◆ What to work on ◆
Check each line of the records below for the word "than" and copy those where it appears.

◆ Data rows ◆
*****
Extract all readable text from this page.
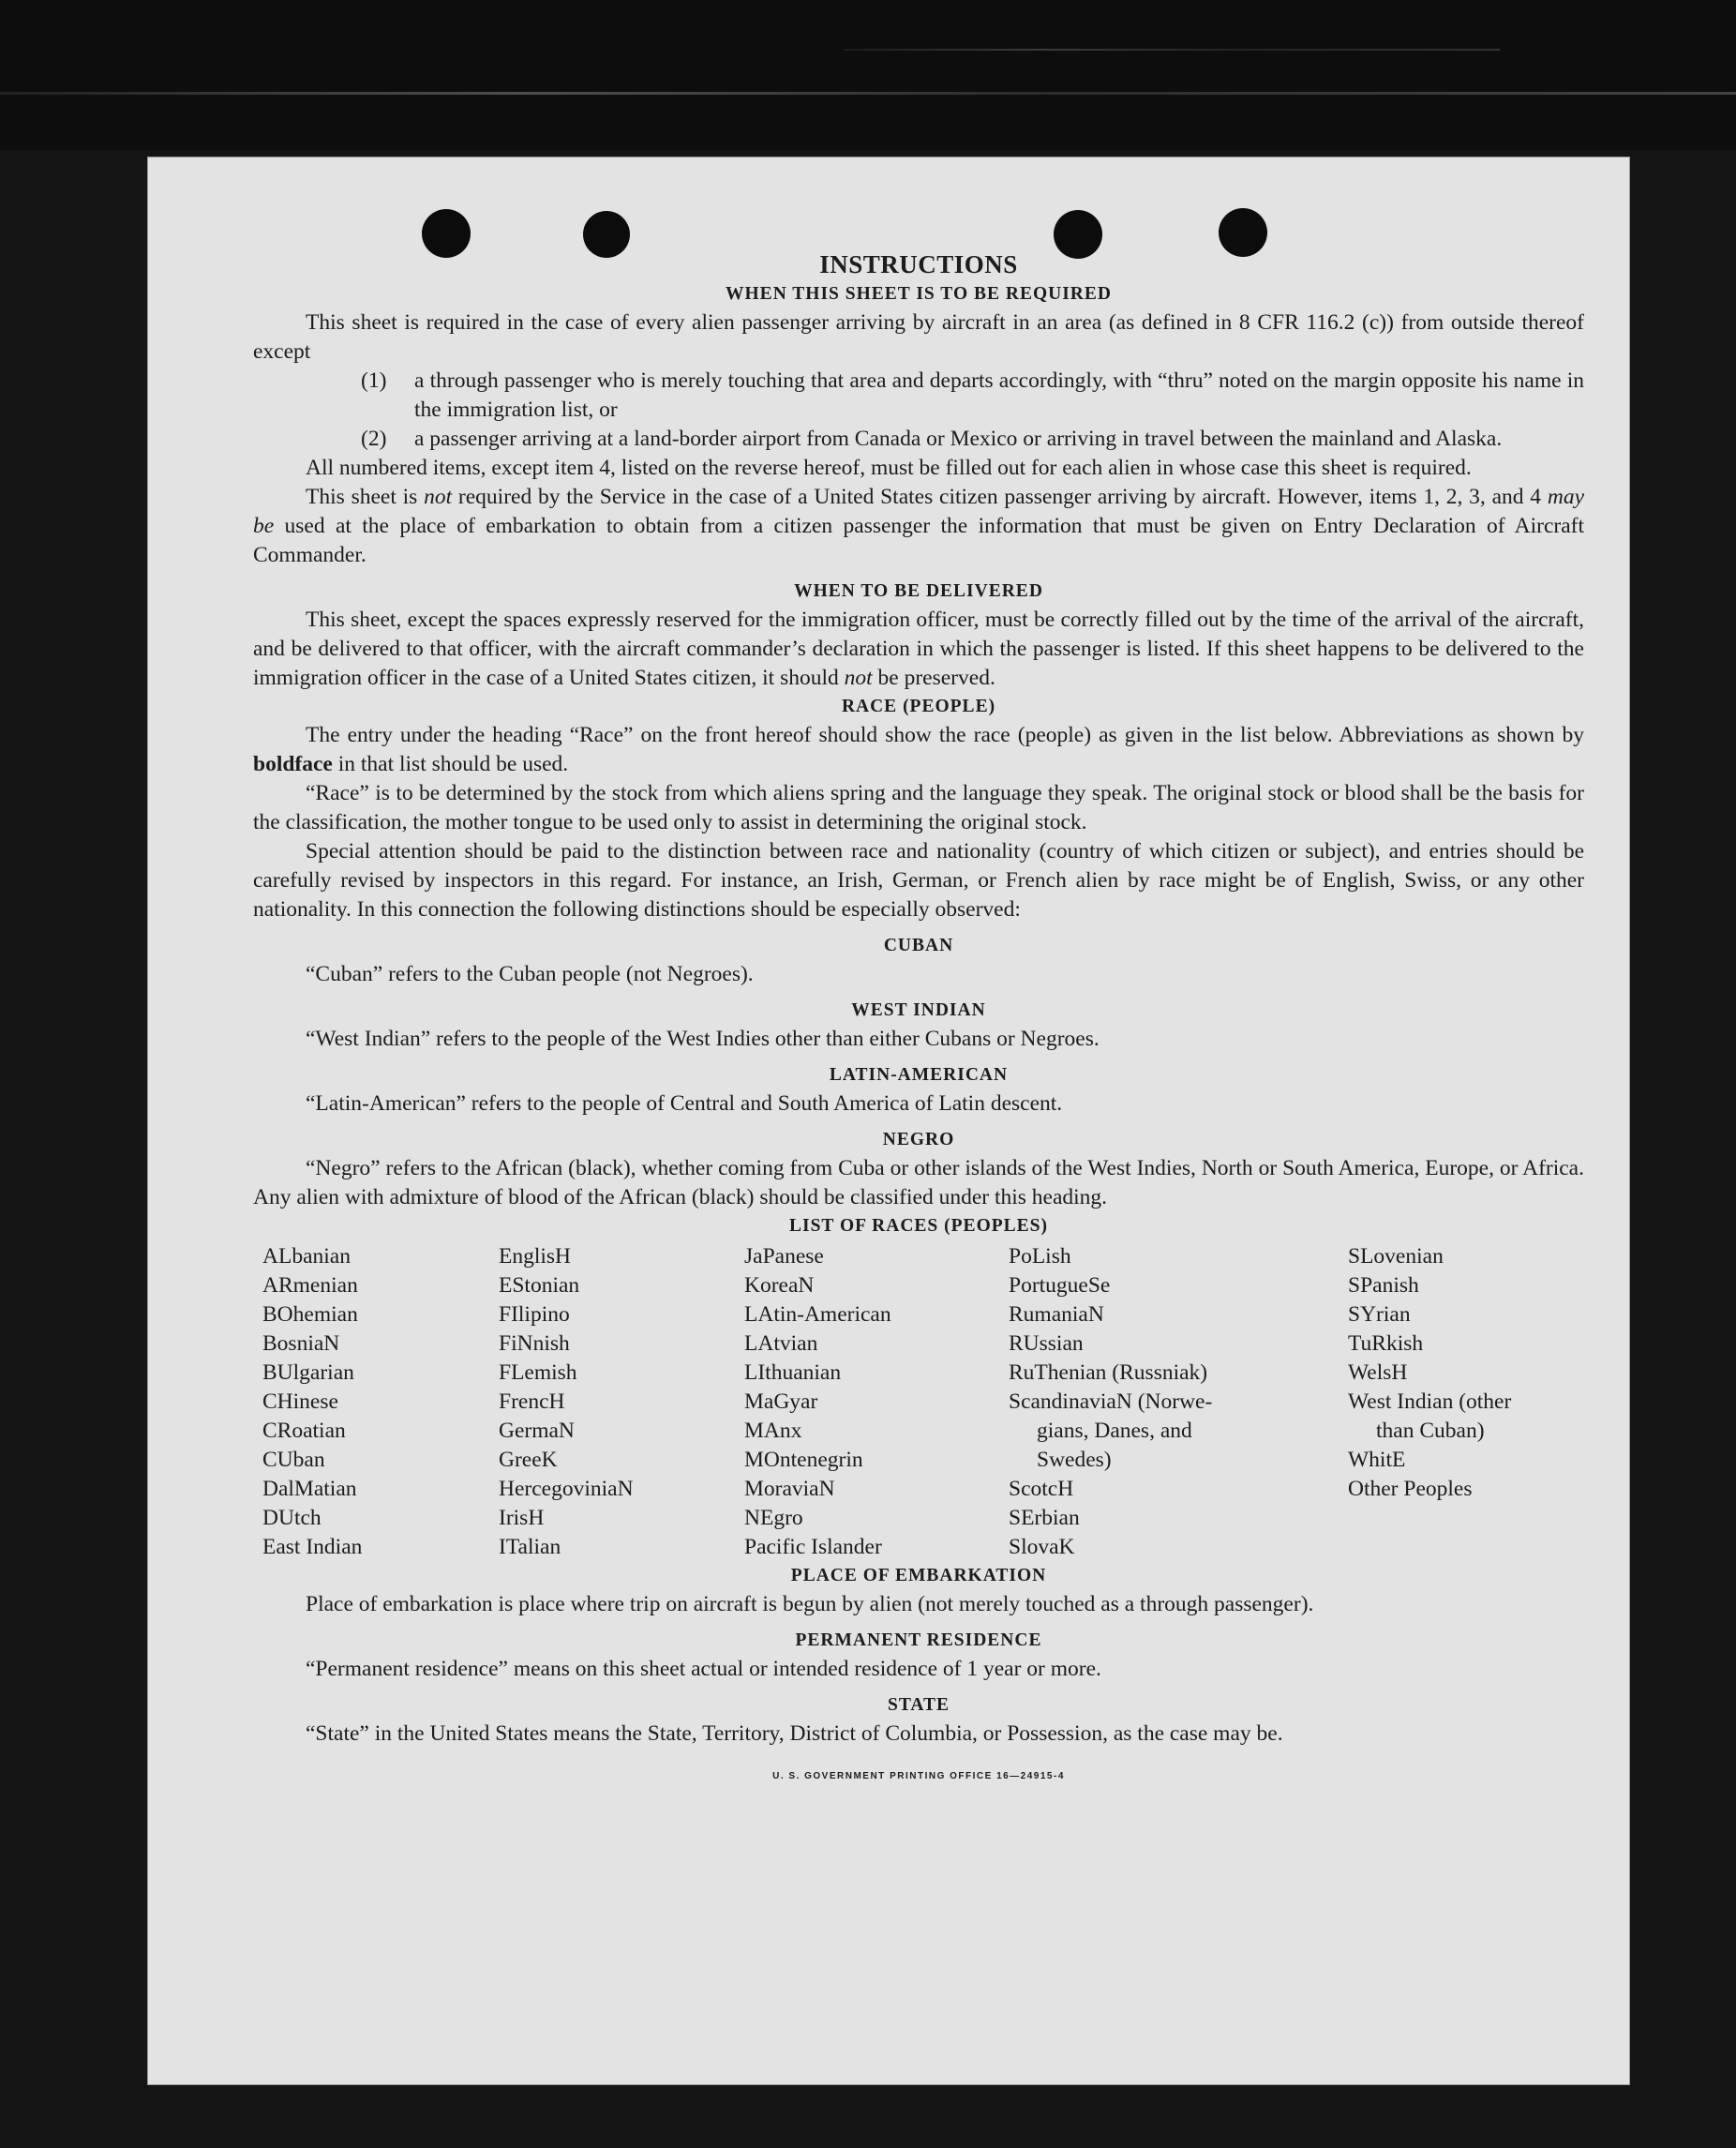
INSTRUCTIONS
WHEN THIS SHEET IS TO BE REQUIRED

This sheet is required in the case of every alien passenger arriving by aircraft in an area (as defined in 8 CFR 116.2 (c)) from outside thereof except

(1) a through passenger who is merely touching that area and departs accordingly, with “thru” noted on the margin opposite his name in the immigration list, or
(2) a passenger arriving at a land-border airport from Canada or Mexico or arriving in travel between the mainland and Alaska.

All numbered items, except item 4, listed on the reverse hereof, must be filled out for each alien in whose case this sheet is required.

This sheet is not required by the Service in the case of a United States citizen passenger arriving by aircraft. However, items 1, 2, 3, and 4 may be used at the place of embarkation to obtain from a citizen passenger the information that must be given on Entry Declaration of Aircraft Commander.

WHEN TO BE DELIVERED

This sheet, except the spaces expressly reserved for the immigration officer, must be correctly filled out by the time of the arrival of the aircraft, and be delivered to that officer, with the aircraft commander’s declaration in which the passenger is listed. If this sheet happens to be delivered to the immigration officer in the case of a United States citizen, it should not be preserved.

RACE (PEOPLE)

The entry under the heading “Race” on the front hereof should show the race (people) as given in the list below. Abbreviations as shown by boldface in that list should be used.

“Race” is to be determined by the stock from which aliens spring and the language they speak. The original stock or blood shall be the basis for the classification, the mother tongue to be used only to assist in determining the original stock.

Special attention should be paid to the distinction between race and nationality (country of which citizen or subject), and entries should be carefully revised by inspectors in this regard. For instance, an Irish, German, or French alien by race might be of English, Swiss, or any other nationality. In this connection the following distinctions should be especially observed:

CUBAN

“Cuban” refers to the Cuban people (not Negroes).

WEST INDIAN

“West Indian” refers to the people of the West Indies other than either Cubans or Negroes.

LATIN-AMERICAN

“Latin-American” refers to the people of Central and South America of Latin descent.

NEGRO

“Negro” refers to the African (black), whether coming from Cuba or other islands of the West Indies, North or South America, Europe, or Africa. Any alien with admixture of blood of the African (black) should be classified under this heading.

LIST OF RACES (PEOPLES)
ALbanian
ARmenian
BOhemian
BosniaN
BUlgarian
CHinese
CRoatian
CUban
DalMatian
DUtch
East Indian
EnglisH
EStonian
FIlipino
FiNnish
FLemish
FrencH
GermaN
GreeK
HercegoviniaN
IrisH
ITalian
JaPanese
KoreaN
LAtin-American
LAtvian
LIthuanian
MaGyar
MAnx
MOntenegrin
MoraviaN
NEgro
Pacific Islander
PoLish
PortugueSe
RumaniaN
RUssian
RuThenian (Russniak)
ScandinaviaN (Norwe-
gians, Danes, and
Swedes)
ScotcH
SErbian
SlovaK
SLovenian
SPanish
SYrian
TuRkish
WelsH
West Indian (other
than Cuban)
WhitE
Other Peoples
PLACE OF EMBARKATION

Place of embarkation is place where trip on aircraft is begun by alien (not merely touched as a through passenger).

PERMANENT RESIDENCE

“Permanent residence” means on this sheet actual or intended residence of 1 year or more.

STATE

“State” in the United States means the State, Territory, District of Columbia, or Possession, as the case may be.

U. S. GOVERNMENT PRINTING OFFICE 16—24915-4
*****
◆ Exercise response ◆
“West Indian” refers to the people of the West Indies other than either Cubans or Negroes.
than Cuban)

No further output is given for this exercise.